Prompt: Determine which lines contain the word "sociales", then copy those lines.

Records contained in a dataset:
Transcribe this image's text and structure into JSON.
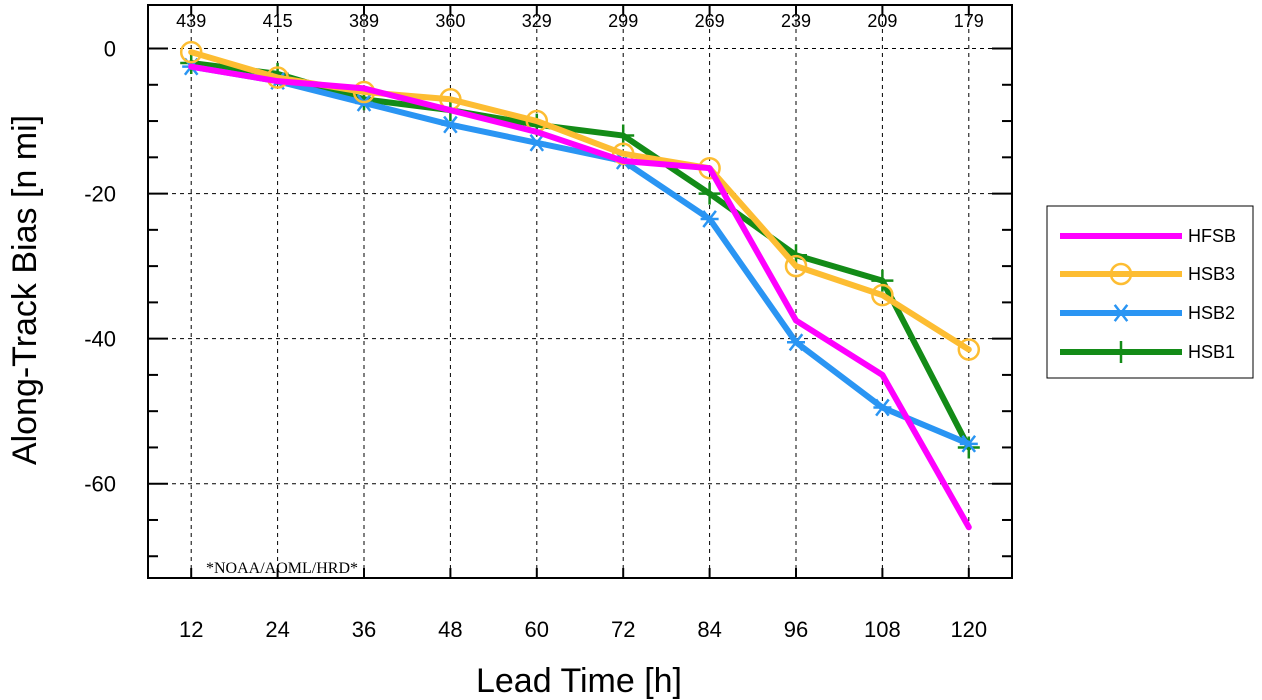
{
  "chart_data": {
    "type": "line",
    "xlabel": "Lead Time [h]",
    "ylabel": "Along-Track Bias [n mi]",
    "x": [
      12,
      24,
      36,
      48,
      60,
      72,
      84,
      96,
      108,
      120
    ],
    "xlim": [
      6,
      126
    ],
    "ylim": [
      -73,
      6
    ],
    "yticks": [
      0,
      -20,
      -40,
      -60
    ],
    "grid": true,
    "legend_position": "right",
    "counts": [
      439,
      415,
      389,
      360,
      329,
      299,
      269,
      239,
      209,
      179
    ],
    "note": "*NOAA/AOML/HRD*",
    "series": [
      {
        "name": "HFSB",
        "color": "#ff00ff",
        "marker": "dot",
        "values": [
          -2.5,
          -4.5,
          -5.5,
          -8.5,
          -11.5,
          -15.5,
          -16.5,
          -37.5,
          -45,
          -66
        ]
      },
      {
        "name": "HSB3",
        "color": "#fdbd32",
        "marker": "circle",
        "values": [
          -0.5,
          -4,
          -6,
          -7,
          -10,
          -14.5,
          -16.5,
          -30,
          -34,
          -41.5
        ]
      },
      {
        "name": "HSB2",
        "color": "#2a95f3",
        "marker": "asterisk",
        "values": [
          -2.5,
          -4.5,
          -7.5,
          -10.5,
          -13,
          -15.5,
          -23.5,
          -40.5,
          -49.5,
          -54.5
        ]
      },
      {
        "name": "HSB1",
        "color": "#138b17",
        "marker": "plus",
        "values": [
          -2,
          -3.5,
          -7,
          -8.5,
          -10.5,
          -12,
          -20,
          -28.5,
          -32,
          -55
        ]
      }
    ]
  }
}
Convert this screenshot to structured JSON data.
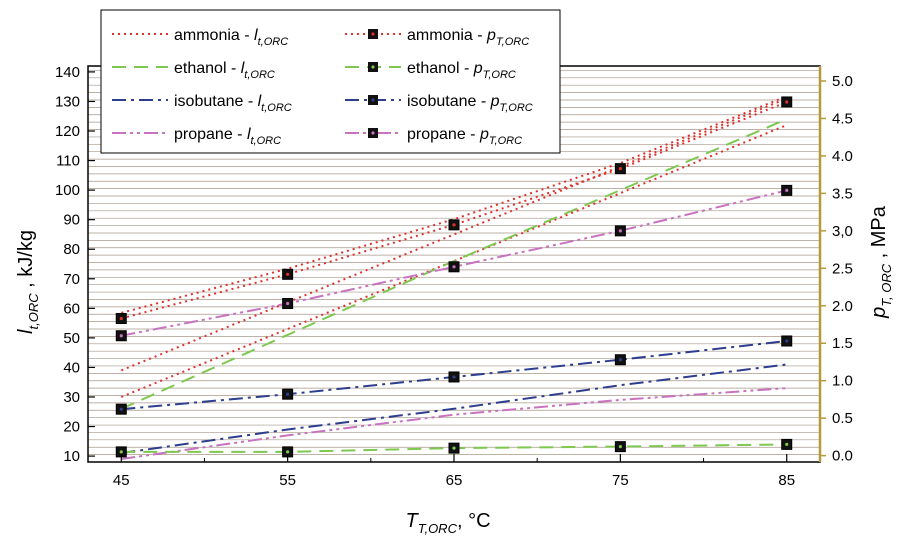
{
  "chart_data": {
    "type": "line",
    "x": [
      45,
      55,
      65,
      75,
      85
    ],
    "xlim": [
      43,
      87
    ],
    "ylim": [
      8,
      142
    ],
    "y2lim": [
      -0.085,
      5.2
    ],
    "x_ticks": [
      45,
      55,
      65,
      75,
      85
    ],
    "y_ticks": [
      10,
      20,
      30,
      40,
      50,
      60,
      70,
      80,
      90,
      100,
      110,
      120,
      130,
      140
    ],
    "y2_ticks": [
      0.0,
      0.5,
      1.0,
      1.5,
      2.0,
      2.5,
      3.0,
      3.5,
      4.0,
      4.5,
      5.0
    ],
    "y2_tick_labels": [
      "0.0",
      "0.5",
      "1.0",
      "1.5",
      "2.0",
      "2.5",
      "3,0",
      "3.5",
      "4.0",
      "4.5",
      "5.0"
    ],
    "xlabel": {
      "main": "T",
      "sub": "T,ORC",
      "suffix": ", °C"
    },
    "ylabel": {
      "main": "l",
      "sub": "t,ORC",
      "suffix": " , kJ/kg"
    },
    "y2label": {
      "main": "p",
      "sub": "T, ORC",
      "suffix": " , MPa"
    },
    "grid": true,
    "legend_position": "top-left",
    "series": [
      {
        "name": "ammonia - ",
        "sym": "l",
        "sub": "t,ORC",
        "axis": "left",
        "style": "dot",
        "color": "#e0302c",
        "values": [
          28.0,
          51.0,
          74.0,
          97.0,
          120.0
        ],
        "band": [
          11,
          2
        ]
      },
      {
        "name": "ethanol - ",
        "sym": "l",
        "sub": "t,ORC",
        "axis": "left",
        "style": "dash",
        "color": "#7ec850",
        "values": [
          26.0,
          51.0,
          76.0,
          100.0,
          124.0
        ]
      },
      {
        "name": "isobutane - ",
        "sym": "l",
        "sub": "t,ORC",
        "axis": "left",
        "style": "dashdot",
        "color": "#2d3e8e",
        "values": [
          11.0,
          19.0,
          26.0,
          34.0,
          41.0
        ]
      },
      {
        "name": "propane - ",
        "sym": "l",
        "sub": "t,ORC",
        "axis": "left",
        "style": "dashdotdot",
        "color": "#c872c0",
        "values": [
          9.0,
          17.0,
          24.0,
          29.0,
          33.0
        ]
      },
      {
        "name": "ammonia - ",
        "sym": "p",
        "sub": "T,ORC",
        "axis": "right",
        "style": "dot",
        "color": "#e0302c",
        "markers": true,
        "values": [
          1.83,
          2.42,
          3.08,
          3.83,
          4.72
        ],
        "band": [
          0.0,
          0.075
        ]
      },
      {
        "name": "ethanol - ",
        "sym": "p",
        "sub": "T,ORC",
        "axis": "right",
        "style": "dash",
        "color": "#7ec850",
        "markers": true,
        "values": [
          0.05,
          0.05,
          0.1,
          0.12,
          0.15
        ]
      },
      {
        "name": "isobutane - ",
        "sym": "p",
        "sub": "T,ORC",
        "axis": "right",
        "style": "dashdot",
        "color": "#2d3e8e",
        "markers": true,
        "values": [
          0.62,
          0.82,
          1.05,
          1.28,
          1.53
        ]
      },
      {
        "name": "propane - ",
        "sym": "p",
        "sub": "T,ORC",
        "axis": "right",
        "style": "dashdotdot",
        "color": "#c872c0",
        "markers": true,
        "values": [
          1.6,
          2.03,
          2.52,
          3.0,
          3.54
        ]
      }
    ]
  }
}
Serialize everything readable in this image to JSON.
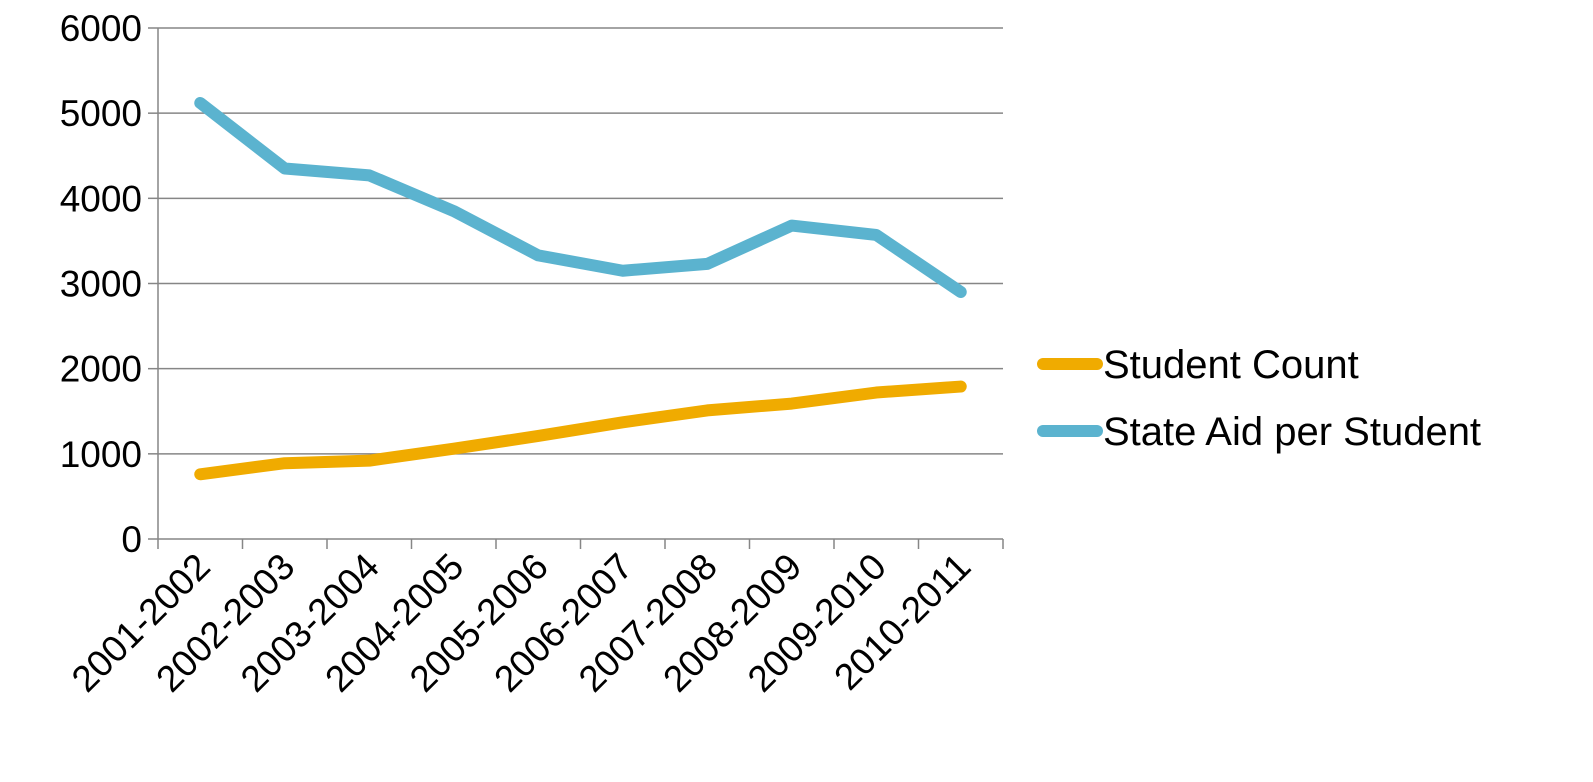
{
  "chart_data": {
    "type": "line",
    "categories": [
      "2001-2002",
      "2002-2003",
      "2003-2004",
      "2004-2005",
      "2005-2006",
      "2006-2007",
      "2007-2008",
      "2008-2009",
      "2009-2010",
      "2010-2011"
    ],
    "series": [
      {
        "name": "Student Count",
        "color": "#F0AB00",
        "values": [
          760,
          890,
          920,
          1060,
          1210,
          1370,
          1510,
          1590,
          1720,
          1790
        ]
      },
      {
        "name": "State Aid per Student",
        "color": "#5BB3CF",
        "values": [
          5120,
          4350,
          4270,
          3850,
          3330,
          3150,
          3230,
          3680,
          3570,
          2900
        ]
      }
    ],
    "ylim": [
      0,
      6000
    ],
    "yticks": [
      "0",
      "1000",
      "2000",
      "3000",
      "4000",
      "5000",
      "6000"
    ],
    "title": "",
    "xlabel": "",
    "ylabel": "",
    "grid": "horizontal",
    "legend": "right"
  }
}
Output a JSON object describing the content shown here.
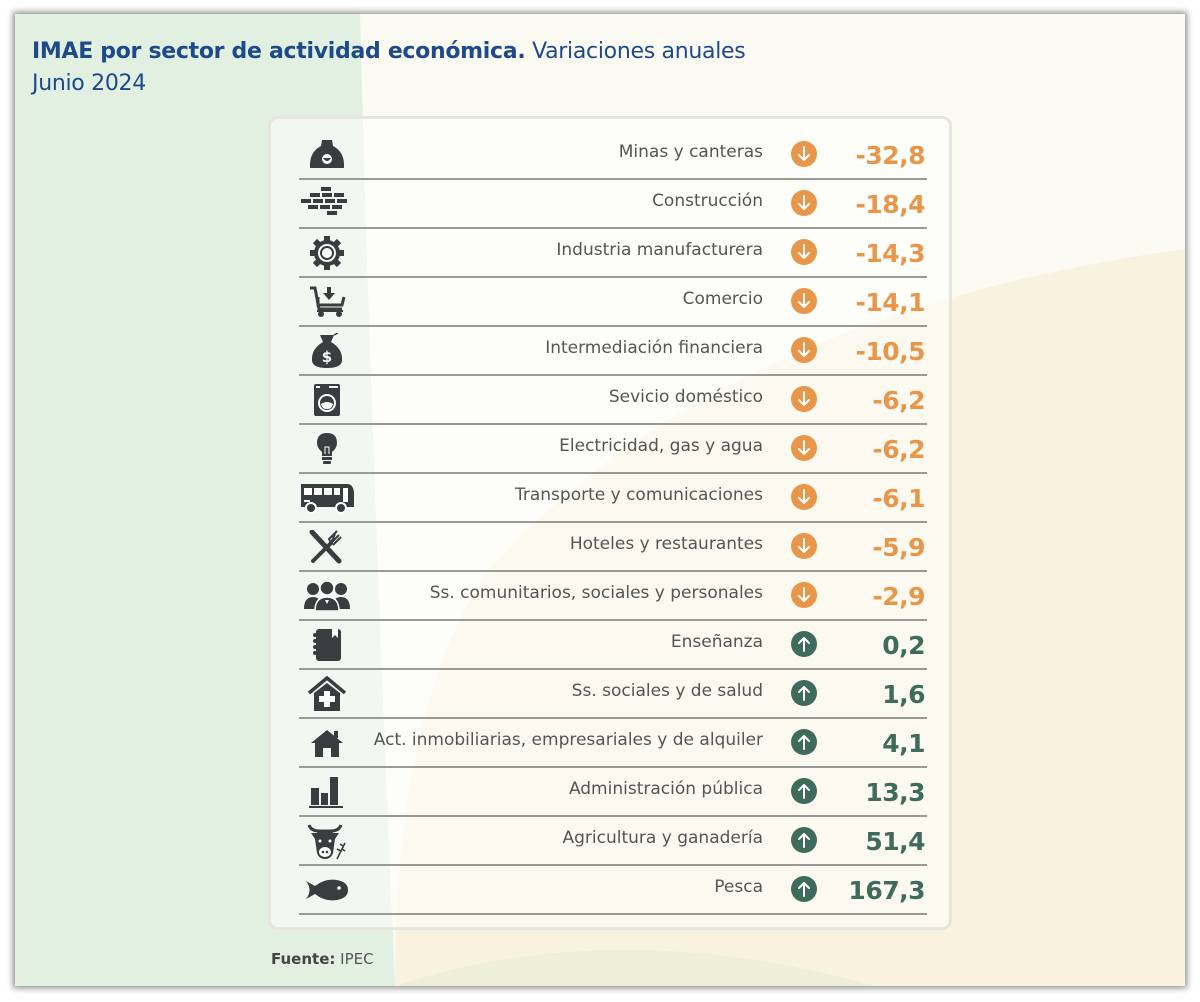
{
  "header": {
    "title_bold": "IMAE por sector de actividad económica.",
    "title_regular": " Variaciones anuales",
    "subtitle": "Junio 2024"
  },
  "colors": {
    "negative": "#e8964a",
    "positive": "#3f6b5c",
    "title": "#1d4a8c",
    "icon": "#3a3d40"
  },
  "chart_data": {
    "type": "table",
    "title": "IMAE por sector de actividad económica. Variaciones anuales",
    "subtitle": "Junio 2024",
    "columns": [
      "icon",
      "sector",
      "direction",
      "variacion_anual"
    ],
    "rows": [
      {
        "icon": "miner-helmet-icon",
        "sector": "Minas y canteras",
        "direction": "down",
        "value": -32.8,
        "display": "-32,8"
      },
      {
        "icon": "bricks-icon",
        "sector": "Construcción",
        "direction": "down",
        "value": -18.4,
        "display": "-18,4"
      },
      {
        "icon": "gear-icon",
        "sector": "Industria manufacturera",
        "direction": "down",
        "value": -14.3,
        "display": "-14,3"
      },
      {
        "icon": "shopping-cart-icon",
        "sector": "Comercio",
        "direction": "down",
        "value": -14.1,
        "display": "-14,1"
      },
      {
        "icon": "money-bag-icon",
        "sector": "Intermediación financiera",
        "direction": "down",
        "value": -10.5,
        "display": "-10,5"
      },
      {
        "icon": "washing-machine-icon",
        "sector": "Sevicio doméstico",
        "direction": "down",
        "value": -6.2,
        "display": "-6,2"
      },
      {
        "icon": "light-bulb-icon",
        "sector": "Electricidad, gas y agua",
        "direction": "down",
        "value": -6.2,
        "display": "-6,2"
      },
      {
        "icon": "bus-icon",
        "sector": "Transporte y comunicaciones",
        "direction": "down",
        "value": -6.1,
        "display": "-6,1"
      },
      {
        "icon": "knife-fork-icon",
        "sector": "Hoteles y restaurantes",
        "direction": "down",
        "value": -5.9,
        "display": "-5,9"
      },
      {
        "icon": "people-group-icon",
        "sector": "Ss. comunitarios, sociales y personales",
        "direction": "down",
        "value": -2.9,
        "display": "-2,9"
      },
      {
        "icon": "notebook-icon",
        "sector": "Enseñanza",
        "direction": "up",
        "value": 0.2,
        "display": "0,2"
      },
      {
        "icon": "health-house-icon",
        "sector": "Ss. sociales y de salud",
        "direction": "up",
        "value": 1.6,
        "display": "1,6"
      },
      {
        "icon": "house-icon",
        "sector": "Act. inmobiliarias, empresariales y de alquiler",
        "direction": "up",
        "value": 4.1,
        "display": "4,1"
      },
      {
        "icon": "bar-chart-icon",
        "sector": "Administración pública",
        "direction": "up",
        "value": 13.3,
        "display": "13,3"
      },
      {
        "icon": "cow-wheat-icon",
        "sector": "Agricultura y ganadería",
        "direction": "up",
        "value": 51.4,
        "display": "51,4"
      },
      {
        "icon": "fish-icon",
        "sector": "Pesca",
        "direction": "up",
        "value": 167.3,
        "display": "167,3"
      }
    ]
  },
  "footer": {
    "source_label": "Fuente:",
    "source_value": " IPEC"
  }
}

Result:
        "sector": "Ss. comunitarios, sociales y personales",
        "sector": "Ss. sociales y de salud",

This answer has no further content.